→ Instructions to follow: Give back the records in full, with every line exactly as it was.

(Collection entries)
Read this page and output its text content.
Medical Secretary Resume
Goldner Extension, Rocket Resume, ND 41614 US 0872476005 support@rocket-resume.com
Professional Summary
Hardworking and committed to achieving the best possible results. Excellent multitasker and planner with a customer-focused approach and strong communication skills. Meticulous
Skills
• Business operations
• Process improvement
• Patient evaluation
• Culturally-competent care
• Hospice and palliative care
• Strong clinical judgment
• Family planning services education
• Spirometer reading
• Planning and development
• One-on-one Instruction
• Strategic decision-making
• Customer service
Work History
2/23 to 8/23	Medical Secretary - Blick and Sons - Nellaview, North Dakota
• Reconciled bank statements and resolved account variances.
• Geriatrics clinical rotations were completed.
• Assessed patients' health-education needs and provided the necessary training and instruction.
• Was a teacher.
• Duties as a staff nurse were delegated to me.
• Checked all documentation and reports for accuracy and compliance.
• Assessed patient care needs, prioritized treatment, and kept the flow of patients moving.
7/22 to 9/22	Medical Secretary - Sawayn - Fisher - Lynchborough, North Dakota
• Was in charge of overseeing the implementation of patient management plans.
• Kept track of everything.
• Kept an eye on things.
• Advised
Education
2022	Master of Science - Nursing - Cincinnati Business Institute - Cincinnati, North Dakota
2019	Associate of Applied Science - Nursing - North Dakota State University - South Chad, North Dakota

→ Solved problem:
Read this page and output its text content.
Medical Secretary Resume
Goldner Extension, Rocket Resume, ND 41614 US 0872476005 support@rocket-resume.com
Professional Summary
Hardworking and committed to achieving the best possible results. Excellent multitasker and planner with a customer-focused approach and strong communication skills. Meticulous
Skills
• Business operations
• Process improvement
• Patient evaluation
• Culturally-competent care
• Hospice and palliative care
• Strong clinical judgment
• Family planning services education
• Spirometer reading
• Planning and development
• One-on-one Instruction
• Strategic decision-making
• Customer service
Work History
2/23 to 8/23	Medical Secretary - Blick and Sons - Nellaview, North Dakota
• Reconciled bank statements and resolved account variances.
• Geriatrics clinical rotations were completed.
• Assessed patients' health-education needs and provided the necessary training and instruction.
• Was a teacher.
• Duties as a staff nurse were delegated to me.
• Checked all documentation and reports for accuracy and compliance.
• Assessed patient care needs, prioritized treatment, and kept the flow of patients moving.
7/22 to 9/22	Medical Secretary - Sawayn - Fisher - Lynchborough, North Dakota
• Was in charge of overseeing the implementation of patient management plans.
• Kept track of everything.
• Kept an eye on things.
• Advised
Education
2022	Master of Science - Nursing - Cincinnati Business Institute - Cincinnati, North Dakota
2019	Associate of Applied Science - Nursing - North Dakota State University - South Chad, North Dakota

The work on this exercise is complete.